-- Start Records supplied --
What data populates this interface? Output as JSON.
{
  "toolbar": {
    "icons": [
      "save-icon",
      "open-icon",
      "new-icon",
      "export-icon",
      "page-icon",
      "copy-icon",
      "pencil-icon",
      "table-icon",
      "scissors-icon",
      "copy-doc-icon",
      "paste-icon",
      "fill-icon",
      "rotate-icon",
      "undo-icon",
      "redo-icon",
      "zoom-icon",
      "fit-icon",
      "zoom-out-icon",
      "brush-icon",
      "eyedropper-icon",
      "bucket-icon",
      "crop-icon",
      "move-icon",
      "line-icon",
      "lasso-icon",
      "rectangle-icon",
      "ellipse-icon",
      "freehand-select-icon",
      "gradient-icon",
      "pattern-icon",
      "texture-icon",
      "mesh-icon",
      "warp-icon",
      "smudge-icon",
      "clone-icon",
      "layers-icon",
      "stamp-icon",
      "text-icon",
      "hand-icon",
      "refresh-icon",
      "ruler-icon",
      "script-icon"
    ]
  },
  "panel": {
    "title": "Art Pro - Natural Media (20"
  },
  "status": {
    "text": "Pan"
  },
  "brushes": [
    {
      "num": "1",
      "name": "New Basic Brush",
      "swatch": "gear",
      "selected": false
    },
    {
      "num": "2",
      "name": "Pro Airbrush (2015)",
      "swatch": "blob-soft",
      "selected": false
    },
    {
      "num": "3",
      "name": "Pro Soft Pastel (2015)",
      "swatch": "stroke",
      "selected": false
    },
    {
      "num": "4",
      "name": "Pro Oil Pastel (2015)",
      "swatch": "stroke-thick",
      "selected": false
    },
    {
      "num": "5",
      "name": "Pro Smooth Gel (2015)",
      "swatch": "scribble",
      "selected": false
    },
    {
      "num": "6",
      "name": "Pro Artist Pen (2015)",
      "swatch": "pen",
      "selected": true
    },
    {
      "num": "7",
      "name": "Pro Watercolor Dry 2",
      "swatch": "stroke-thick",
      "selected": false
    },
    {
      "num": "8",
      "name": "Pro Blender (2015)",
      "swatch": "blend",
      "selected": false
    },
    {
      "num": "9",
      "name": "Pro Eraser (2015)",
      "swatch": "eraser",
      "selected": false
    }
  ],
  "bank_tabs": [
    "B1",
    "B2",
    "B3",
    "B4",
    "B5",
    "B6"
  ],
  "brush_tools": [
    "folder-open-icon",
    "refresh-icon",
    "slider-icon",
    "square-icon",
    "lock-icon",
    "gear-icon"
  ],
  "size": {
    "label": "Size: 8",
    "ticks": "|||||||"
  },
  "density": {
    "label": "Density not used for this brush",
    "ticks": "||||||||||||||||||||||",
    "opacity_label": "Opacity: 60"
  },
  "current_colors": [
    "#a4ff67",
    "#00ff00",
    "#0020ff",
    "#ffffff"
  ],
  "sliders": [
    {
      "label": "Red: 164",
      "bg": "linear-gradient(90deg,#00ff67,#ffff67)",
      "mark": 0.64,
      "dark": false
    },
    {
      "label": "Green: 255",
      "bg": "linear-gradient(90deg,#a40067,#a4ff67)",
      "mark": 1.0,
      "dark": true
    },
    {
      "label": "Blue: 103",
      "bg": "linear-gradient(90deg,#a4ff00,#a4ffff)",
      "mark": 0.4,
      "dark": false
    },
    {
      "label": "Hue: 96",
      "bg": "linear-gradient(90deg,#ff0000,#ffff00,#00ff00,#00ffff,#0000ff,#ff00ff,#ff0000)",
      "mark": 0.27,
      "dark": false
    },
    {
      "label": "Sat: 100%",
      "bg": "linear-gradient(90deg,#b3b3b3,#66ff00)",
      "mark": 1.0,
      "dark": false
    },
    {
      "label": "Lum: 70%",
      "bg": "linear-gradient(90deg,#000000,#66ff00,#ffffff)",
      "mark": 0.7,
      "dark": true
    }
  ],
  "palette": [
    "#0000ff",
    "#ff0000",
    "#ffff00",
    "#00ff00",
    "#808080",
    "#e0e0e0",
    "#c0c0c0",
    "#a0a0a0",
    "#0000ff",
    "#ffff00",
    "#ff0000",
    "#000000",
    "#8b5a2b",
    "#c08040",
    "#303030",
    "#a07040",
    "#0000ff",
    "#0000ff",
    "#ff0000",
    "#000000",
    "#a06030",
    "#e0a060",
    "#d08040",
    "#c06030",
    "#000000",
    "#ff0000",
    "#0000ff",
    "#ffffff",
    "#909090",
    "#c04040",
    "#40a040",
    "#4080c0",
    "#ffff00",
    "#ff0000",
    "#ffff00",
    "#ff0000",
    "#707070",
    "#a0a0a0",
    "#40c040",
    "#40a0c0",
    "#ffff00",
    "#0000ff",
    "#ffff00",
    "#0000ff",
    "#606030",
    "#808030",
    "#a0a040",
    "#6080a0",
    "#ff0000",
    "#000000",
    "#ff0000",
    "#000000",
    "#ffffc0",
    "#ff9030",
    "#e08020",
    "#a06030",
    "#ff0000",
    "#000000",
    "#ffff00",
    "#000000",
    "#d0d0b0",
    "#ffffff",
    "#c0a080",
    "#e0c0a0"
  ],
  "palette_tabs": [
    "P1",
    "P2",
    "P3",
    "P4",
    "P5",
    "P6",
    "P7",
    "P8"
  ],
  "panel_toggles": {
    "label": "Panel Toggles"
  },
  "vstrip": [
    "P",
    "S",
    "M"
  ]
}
-- End Records supplied --
→ **Task to complete**
Without leaving anything out, quote all the data.

→ **Solution below**
What data populates this interface? Output as JSON.
{
  "toolbar": {
    "icons": [
      "save-icon",
      "open-icon",
      "new-icon",
      "export-icon",
      "page-icon",
      "copy-icon",
      "pencil-icon",
      "table-icon",
      "scissors-icon",
      "copy-doc-icon",
      "paste-icon",
      "fill-icon",
      "rotate-icon",
      "undo-icon",
      "redo-icon",
      "zoom-icon",
      "fit-icon",
      "zoom-out-icon",
      "brush-icon",
      "eyedropper-icon",
      "bucket-icon",
      "crop-icon",
      "move-icon",
      "line-icon",
      "lasso-icon",
      "rectangle-icon",
      "ellipse-icon",
      "freehand-select-icon",
      "gradient-icon",
      "pattern-icon",
      "texture-icon",
      "mesh-icon",
      "warp-icon",
      "smudge-icon",
      "clone-icon",
      "layers-icon",
      "stamp-icon",
      "text-icon",
      "hand-icon",
      "refresh-icon",
      "ruler-icon",
      "script-icon"
    ]
  },
  "panel": {
    "title": "Art Pro - Natural Media (20"
  },
  "status": {
    "text": "Pan"
  },
  "brushes": [
    {
      "num": "1",
      "name": "New Basic Brush",
      "swatch": "gear",
      "selected": false
    },
    {
      "num": "2",
      "name": "Pro Airbrush (2015)",
      "swatch": "blob-soft",
      "selected": false
    },
    {
      "num": "3",
      "name": "Pro Soft Pastel (2015)",
      "swatch": "stroke",
      "selected": false
    },
    {
      "num": "4",
      "name": "Pro Oil Pastel (2015)",
      "swatch": "stroke-thick",
      "selected": false
    },
    {
      "num": "5",
      "name": "Pro Smooth Gel (2015)",
      "swatch": "scribble",
      "selected": false
    },
    {
      "num": "6",
      "name": "Pro Artist Pen (2015)",
      "swatch": "pen",
      "selected": true
    },
    {
      "num": "7",
      "name": "Pro Watercolor Dry 2",
      "swatch": "stroke-thick",
      "selected": false
    },
    {
      "num": "8",
      "name": "Pro Blender (2015)",
      "swatch": "blend",
      "selected": false
    },
    {
      "num": "9",
      "name": "Pro Eraser (2015)",
      "swatch": "eraser",
      "selected": false
    }
  ],
  "bank_tabs": [
    "B1",
    "B2",
    "B3",
    "B4",
    "B5",
    "B6"
  ],
  "brush_tools": [
    "folder-open-icon",
    "refresh-icon",
    "slider-icon",
    "square-icon",
    "lock-icon",
    "gear-icon"
  ],
  "size": {
    "label": "Size: 8",
    "ticks": "|||||||"
  },
  "density": {
    "label": "Density not used for this brush",
    "ticks": "||||||||||||||||||||||",
    "opacity_label": "Opacity: 60"
  },
  "current_colors": [
    "#a4ff67",
    "#00ff00",
    "#0020ff",
    "#ffffff"
  ],
  "sliders": [
    {
      "label": "Red: 164",
      "bg": "linear-gradient(90deg,#00ff67,#ffff67)",
      "mark": 0.64,
      "dark": false
    },
    {
      "label": "Green: 255",
      "bg": "linear-gradient(90deg,#a40067,#a4ff67)",
      "mark": 1.0,
      "dark": true
    },
    {
      "label": "Blue: 103",
      "bg": "linear-gradient(90deg,#a4ff00,#a4ffff)",
      "mark": 0.4,
      "dark": false
    },
    {
      "label": "Hue: 96",
      "bg": "linear-gradient(90deg,#ff0000,#ffff00,#00ff00,#00ffff,#0000ff,#ff00ff,#ff0000)",
      "mark": 0.27,
      "dark": false
    },
    {
      "label": "Sat: 100%",
      "bg": "linear-gradient(90deg,#b3b3b3,#66ff00)",
      "mark": 1.0,
      "dark": false
    },
    {
      "label": "Lum: 70%",
      "bg": "linear-gradient(90deg,#000000,#66ff00,#ffffff)",
      "mark": 0.7,
      "dark": true
    }
  ],
  "palette": [
    "#0000ff",
    "#ff0000",
    "#ffff00",
    "#00ff00",
    "#808080",
    "#e0e0e0",
    "#c0c0c0",
    "#a0a0a0",
    "#0000ff",
    "#ffff00",
    "#ff0000",
    "#000000",
    "#8b5a2b",
    "#c08040",
    "#303030",
    "#a07040",
    "#0000ff",
    "#0000ff",
    "#ff0000",
    "#000000",
    "#a06030",
    "#e0a060",
    "#d08040",
    "#c06030",
    "#000000",
    "#ff0000",
    "#0000ff",
    "#ffffff",
    "#909090",
    "#c04040",
    "#40a040",
    "#4080c0",
    "#ffff00",
    "#ff0000",
    "#ffff00",
    "#ff0000",
    "#707070",
    "#a0a0a0",
    "#40c040",
    "#40a0c0",
    "#ffff00",
    "#0000ff",
    "#ffff00",
    "#0000ff",
    "#606030",
    "#808030",
    "#a0a040",
    "#6080a0",
    "#ff0000",
    "#000000",
    "#ff0000",
    "#000000",
    "#ffffc0",
    "#ff9030",
    "#e08020",
    "#a06030",
    "#ff0000",
    "#000000",
    "#ffff00",
    "#000000",
    "#d0d0b0",
    "#ffffff",
    "#c0a080",
    "#e0c0a0"
  ],
  "palette_tabs": [
    "P1",
    "P2",
    "P3",
    "P4",
    "P5",
    "P6",
    "P7",
    "P8"
  ],
  "panel_toggles": {
    "label": "Panel Toggles"
  },
  "vstrip": [
    "P",
    "S",
    "M"
  ]
}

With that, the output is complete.